**Work to do**
Lines containing the word "odmawiającej" are the ones to copy from the records below.

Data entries
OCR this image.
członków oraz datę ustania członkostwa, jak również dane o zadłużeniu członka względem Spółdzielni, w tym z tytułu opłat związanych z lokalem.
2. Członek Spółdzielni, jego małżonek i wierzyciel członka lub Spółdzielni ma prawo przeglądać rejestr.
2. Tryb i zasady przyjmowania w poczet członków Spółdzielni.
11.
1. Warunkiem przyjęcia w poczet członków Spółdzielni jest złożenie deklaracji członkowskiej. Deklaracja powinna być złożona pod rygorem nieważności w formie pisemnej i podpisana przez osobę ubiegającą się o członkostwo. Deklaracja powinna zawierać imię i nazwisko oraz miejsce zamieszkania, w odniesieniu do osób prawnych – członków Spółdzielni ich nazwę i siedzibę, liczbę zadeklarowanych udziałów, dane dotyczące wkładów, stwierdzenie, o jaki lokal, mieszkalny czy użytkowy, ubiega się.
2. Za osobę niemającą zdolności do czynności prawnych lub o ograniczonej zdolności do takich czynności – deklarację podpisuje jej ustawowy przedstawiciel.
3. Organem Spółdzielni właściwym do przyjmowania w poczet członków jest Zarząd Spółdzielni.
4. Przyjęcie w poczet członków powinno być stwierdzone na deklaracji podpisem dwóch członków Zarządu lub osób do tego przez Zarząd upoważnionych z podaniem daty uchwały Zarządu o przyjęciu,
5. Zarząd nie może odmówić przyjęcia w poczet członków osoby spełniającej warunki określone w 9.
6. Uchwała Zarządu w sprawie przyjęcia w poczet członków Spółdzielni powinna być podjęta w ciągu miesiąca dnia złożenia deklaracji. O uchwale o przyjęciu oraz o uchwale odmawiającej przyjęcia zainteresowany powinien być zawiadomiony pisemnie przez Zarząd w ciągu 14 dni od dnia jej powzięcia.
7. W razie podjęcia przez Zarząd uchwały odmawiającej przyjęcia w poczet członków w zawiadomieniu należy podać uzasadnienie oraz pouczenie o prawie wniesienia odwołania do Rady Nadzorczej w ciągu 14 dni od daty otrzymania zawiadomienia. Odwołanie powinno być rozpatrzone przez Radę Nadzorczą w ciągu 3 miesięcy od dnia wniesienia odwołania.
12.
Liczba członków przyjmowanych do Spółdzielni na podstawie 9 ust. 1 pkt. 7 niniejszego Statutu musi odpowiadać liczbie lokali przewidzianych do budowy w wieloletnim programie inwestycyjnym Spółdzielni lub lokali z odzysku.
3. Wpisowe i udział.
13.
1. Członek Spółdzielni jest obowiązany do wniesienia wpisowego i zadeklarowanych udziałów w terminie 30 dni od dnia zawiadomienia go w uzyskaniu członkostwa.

**Task solution**
6. Uchwała Zarządu w sprawie przyjęcia w poczet członków Spółdzielni powinna być podjęta w ciągu miesiąca dnia złożenia deklaracji. O uchwale o przyjęciu oraz o uchwale odmawiającej przyjęcia zainteresowany powinien być zawiadomiony pisemnie przez Zarząd w ciągu 14 dni od dnia jej powzięcia.
7. W razie podjęcia przez Zarząd uchwały odmawiającej przyjęcia w poczet członków w zawiadomieniu należy podać uzasadnienie oraz pouczenie o prawie wniesienia odwołania do Rady Nadzorczej w ciągu 14 dni od daty otrzymania zawiadomienia. Odwołanie powinno być rozpatrzone przez Radę Nadzorczą w ciągu 3 miesięcy od dnia wniesienia odwołania.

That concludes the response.